DIRECTION – List, from the lines below, each one with "提高学习效率" in it.

RECORDED INFORMATION –
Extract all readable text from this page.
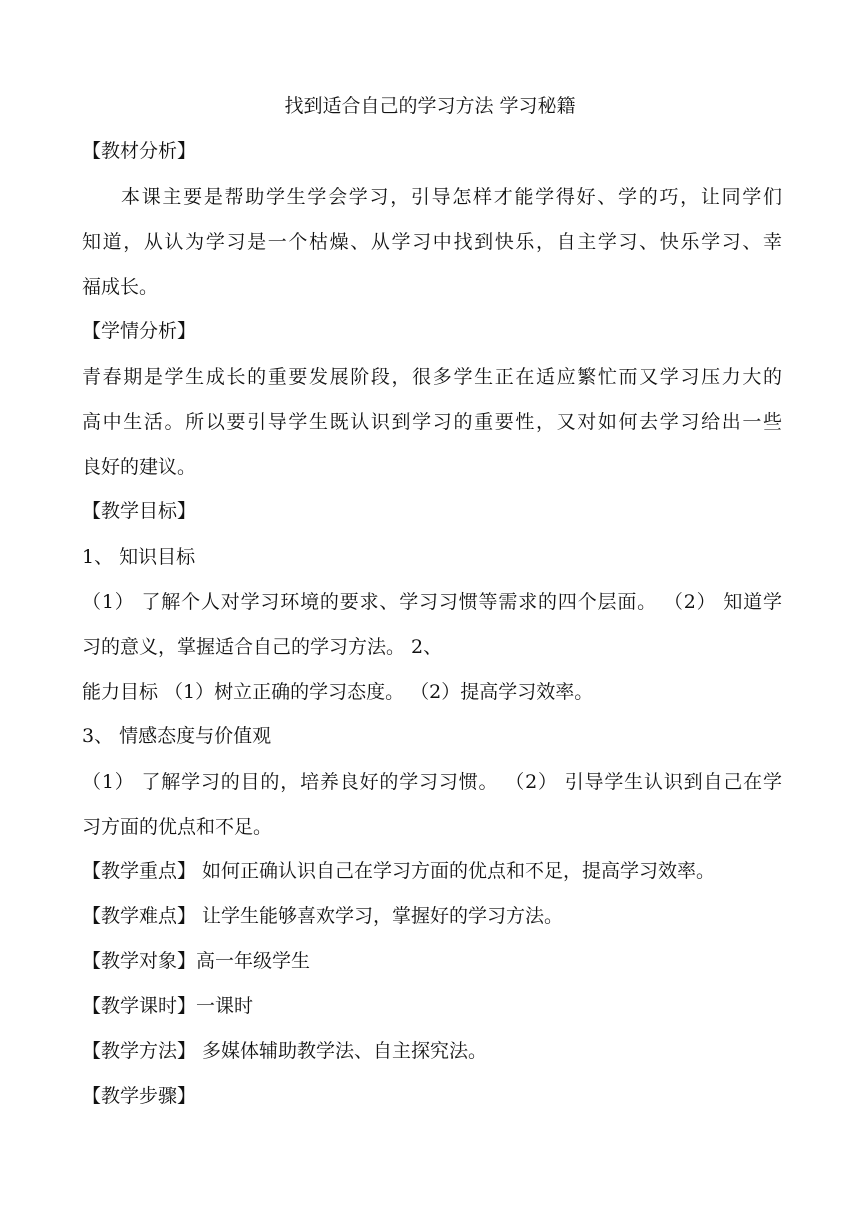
找到适合自己的学习方法 学习秘籍
【教材分析】
本课主要是帮助学生学会学习，引导怎样才能学得好、学的巧，让同学们
知道，从认为学习是一个枯燥、从学习中找到快乐，自主学习、快乐学习、幸
福成长。
【学情分析】
青春期是学生成长的重要发展阶段，很多学生正在适应繁忙而又学习压力大的
高中生活。所以要引导学生既认识到学习的重要性，又对如何去学习给出一些
良好的建议。
【教学目标】
1、 知识目标
（1） 了解个人对学习环境的要求、学习习惯等需求的四个层面。 （2） 知道学
习的意义，掌握适合自己的学习方法。 2、
能力目标 （1）树立正确的学习态度。 （2）提高学习效率。
3、 情感态度与价值观
（1） 了解学习的目的，培养良好的学习习惯。 （2） 引导学生认识到自己在学
习方面的优点和不足。
【教学重点】 如何正确认识自己在学习方面的优点和不足，提高学习效率。
【教学难点】 让学生能够喜欢学习，掌握好的学习方法。
【教学对象】高一年级学生
【教学课时】一课时
【教学方法】 多媒体辅助教学法、自主探究法。
【教学步骤】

RESPONSE –
能力目标 （1）树立正确的学习态度。 （2）提高学习效率。
【教学重点】 如何正确认识自己在学习方面的优点和不足，提高学习效率。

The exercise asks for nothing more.